## COMPITO ASSEGNATO
Estrai dall'articolo sulle parole dei politici, qui sotto, il tratto che va da "di Giuseppe Giacovazzo" fino a "A chi piace?", copiandolo parola per parola.

L'odio e l'amore non fanno politica

di Giuseppe Giacovazzo
«A me il presepio non mi piace», ripeteva dispettoso il figlio al padre Eduardo in Casa Cupiello. E invano il povero papà continuava a supplicarlo spostando pecorelle e pastori. “Non mi piace e basta”, rispondeva ostinato il malandrino. Così questo presepe-Italia sotto Natale. A chi piace? 

Scorrono le parole dei politici dopo l’aggressione a Berlusconi. Parole più o meno false. Sia quelle degli amici che dei nemici più viscerali. Tutte affette da un vizio genetico: sono parole della politica. Si stenta a credere che vengano dal cuore. Arrivano ritardate dal filtro dell’interesse politico. Perché questo è il rischio della politica: finisce per sovrastare ogni altro valore ponendosi al più alto gradino della gerarchia umana, rendendo meno umani i mediocri.

## MATERIALE FORNITO
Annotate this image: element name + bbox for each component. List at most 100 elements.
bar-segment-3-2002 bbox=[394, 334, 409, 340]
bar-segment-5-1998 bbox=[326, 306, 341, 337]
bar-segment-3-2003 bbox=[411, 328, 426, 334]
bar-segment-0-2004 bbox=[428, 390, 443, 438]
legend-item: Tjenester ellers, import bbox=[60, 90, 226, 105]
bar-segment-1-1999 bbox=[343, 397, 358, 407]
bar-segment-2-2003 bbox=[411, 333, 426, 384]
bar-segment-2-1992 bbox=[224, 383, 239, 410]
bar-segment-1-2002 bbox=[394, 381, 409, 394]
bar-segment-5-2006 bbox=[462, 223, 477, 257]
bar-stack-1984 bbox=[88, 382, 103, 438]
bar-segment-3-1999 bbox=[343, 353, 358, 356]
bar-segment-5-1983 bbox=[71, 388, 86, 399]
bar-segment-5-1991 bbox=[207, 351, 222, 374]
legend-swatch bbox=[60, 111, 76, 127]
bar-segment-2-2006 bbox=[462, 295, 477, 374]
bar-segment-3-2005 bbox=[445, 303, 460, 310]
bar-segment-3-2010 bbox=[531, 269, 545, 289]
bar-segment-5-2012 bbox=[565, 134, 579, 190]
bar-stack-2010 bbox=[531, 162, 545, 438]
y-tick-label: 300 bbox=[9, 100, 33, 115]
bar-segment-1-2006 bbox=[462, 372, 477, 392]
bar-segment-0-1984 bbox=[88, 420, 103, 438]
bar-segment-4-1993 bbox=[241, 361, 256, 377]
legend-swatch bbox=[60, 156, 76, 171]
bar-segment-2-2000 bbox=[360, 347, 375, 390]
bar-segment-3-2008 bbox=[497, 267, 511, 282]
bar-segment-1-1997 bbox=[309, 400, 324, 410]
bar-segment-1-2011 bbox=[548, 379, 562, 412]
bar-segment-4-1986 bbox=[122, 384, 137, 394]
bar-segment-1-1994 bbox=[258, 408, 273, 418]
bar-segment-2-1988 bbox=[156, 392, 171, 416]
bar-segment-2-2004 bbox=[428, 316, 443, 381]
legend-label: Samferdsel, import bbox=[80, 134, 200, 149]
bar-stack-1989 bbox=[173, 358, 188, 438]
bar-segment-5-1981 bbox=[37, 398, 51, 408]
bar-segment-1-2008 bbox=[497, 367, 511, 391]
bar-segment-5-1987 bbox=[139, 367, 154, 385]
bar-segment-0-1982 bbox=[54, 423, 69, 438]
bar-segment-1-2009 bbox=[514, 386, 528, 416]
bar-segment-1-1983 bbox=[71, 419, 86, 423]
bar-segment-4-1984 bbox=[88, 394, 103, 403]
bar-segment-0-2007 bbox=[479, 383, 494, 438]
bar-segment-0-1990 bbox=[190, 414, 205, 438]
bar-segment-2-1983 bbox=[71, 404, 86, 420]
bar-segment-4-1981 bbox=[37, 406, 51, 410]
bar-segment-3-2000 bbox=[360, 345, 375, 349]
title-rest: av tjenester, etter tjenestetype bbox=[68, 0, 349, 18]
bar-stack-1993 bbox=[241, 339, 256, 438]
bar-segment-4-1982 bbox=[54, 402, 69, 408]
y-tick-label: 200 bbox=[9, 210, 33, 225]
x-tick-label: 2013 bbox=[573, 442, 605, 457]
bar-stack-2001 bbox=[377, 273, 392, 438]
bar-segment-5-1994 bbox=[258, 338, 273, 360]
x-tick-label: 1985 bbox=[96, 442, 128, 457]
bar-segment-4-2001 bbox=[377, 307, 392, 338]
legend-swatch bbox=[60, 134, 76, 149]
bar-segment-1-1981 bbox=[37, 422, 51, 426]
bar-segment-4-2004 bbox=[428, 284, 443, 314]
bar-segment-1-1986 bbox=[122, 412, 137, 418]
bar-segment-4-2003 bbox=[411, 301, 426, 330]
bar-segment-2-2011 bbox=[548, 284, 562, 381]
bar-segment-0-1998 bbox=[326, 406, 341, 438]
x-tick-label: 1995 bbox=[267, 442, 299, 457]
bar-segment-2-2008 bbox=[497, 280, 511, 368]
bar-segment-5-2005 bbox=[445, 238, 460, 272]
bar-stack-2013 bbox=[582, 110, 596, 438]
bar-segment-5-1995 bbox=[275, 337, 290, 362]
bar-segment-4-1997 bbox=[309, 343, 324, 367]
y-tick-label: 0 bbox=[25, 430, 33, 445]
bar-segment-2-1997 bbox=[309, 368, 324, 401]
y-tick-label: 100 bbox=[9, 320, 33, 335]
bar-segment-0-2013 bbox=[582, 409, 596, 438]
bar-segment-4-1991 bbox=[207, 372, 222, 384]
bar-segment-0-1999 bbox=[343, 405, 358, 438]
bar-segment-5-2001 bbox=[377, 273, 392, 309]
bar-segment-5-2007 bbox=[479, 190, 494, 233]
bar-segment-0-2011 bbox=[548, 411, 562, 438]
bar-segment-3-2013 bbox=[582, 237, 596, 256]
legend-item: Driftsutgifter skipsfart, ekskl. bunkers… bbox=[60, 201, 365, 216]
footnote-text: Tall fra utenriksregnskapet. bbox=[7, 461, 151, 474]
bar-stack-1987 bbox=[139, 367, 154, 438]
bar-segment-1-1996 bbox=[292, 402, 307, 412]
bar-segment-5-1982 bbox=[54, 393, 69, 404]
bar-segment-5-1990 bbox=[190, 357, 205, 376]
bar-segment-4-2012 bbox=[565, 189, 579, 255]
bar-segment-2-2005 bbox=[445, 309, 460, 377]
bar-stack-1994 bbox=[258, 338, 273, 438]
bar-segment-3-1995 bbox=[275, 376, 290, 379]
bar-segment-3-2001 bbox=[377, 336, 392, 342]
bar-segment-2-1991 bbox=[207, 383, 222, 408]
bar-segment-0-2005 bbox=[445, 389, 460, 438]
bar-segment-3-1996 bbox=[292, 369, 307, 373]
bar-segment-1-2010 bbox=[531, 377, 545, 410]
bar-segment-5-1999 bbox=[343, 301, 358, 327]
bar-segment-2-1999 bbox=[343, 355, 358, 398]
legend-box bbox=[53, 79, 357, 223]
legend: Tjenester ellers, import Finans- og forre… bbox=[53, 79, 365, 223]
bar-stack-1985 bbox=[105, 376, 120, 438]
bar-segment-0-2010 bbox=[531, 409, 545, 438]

## RISULTATO ESERCIZIO
di Giuseppe Giacovazzo
«A me il presepio non mi piace», ripeteva dispettoso il figlio al padre Eduardo in Casa Cupiello. E invano il povero papà continuava a supplicarlo spostando pecorelle e pastori. “Non mi piace e basta”, rispondeva ostinato il malandrino. Così questo presepe-Italia sotto Natale. A chi piace?